### [Gestellte Aufgabe]
Gib die folgenden Einträge erneut wieder und tausche dabei „Cancel“ überall gegen „Dismiss“ aus. Alles andere bleibt unverändert.

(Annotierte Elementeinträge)
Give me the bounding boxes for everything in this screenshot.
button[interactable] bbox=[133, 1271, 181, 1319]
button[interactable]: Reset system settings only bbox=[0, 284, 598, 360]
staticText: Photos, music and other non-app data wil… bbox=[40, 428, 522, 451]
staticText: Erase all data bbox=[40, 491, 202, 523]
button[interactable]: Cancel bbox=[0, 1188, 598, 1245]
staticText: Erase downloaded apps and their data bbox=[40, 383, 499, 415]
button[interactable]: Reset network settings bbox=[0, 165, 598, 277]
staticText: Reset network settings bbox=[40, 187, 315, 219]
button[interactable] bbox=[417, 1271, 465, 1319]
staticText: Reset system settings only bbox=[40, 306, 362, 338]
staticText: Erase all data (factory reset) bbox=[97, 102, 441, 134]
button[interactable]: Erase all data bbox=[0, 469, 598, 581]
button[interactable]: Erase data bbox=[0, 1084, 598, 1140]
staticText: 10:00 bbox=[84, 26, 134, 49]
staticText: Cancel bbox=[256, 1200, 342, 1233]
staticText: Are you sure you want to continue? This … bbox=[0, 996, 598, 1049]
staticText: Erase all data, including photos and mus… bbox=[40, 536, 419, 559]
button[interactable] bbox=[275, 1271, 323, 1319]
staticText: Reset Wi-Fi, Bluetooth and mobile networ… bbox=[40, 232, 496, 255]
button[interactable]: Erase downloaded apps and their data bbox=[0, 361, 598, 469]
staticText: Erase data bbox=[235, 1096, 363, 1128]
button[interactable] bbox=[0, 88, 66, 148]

### [Lösung der Aufgabe]
Give me the bounding boxes for everything in this screenshot.
button[interactable] bbox=[133, 1271, 181, 1319]
button[interactable]: Reset system settings only bbox=[0, 284, 598, 360]
staticText: Photos, music and other non-app data wil… bbox=[40, 428, 522, 451]
staticText: Erase all data bbox=[40, 491, 202, 523]
button[interactable]: Dismiss bbox=[0, 1188, 598, 1245]
staticText: Erase downloaded apps and their data bbox=[40, 383, 499, 415]
button[interactable]: Reset network settings bbox=[0, 165, 598, 277]
staticText: Reset network settings bbox=[40, 187, 315, 219]
button[interactable] bbox=[417, 1271, 465, 1319]
staticText: Reset system settings only bbox=[40, 306, 362, 338]
staticText: Erase all data (factory reset) bbox=[97, 102, 441, 134]
button[interactable]: Erase all data bbox=[0, 469, 598, 581]
button[interactable]: Erase data bbox=[0, 1084, 598, 1140]
staticText: 10:00 bbox=[84, 26, 134, 49]
staticText: Dismiss bbox=[256, 1200, 342, 1233]
staticText: Are you sure you want to continue? This … bbox=[0, 996, 598, 1049]
staticText: Erase all data, including photos and mus… bbox=[40, 536, 419, 559]
button[interactable] bbox=[275, 1271, 323, 1319]
staticText: Reset Wi-Fi, Bluetooth and mobile networ… bbox=[40, 232, 496, 255]
button[interactable]: Erase downloaded apps and their data bbox=[0, 361, 598, 469]
staticText: Erase data bbox=[235, 1096, 363, 1128]
button[interactable] bbox=[0, 88, 66, 148]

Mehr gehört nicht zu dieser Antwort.